• Stated exercise:
List all lines of the data that include the string "Control".

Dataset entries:
---------------
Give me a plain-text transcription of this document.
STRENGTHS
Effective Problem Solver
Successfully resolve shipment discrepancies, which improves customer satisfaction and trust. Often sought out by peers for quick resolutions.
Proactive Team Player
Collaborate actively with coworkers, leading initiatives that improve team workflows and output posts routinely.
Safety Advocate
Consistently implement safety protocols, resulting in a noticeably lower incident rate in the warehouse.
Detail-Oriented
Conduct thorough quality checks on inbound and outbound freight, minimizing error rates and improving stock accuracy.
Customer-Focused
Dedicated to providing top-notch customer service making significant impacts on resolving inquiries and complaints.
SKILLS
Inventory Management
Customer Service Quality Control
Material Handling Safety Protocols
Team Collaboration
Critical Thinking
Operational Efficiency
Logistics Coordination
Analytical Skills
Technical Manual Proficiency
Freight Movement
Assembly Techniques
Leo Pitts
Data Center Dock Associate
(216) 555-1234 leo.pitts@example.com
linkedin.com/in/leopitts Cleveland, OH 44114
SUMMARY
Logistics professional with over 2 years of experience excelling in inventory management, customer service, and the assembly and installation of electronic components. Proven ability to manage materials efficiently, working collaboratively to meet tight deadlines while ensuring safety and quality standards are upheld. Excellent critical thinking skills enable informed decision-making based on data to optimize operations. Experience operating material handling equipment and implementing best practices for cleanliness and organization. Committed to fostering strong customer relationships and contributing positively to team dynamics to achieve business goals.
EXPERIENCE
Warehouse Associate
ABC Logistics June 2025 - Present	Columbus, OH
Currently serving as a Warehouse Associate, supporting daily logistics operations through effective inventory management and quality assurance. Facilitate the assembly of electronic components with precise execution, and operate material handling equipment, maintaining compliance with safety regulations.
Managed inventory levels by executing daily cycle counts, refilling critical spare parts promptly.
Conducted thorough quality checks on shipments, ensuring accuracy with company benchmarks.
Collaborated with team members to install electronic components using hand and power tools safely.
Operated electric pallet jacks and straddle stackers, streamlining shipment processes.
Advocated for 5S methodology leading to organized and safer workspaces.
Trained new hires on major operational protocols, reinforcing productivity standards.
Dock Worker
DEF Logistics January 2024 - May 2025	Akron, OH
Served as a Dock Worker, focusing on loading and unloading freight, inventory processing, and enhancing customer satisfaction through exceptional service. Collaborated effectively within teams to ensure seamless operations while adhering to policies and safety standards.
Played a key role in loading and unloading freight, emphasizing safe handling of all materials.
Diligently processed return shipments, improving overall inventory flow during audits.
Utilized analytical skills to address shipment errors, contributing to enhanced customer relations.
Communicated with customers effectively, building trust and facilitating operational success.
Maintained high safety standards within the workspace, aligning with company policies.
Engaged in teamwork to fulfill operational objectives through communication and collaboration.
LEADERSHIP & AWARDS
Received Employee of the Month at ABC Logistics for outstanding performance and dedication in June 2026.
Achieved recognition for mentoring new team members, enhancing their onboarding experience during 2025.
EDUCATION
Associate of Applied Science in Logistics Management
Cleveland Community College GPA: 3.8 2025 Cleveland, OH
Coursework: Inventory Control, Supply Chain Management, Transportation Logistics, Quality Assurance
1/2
---------------
• Finished exercise:
Customer Service Quality Control
Coursework: Inventory Control, Supply Chain Management, Transportation Logistics, Quality Assurance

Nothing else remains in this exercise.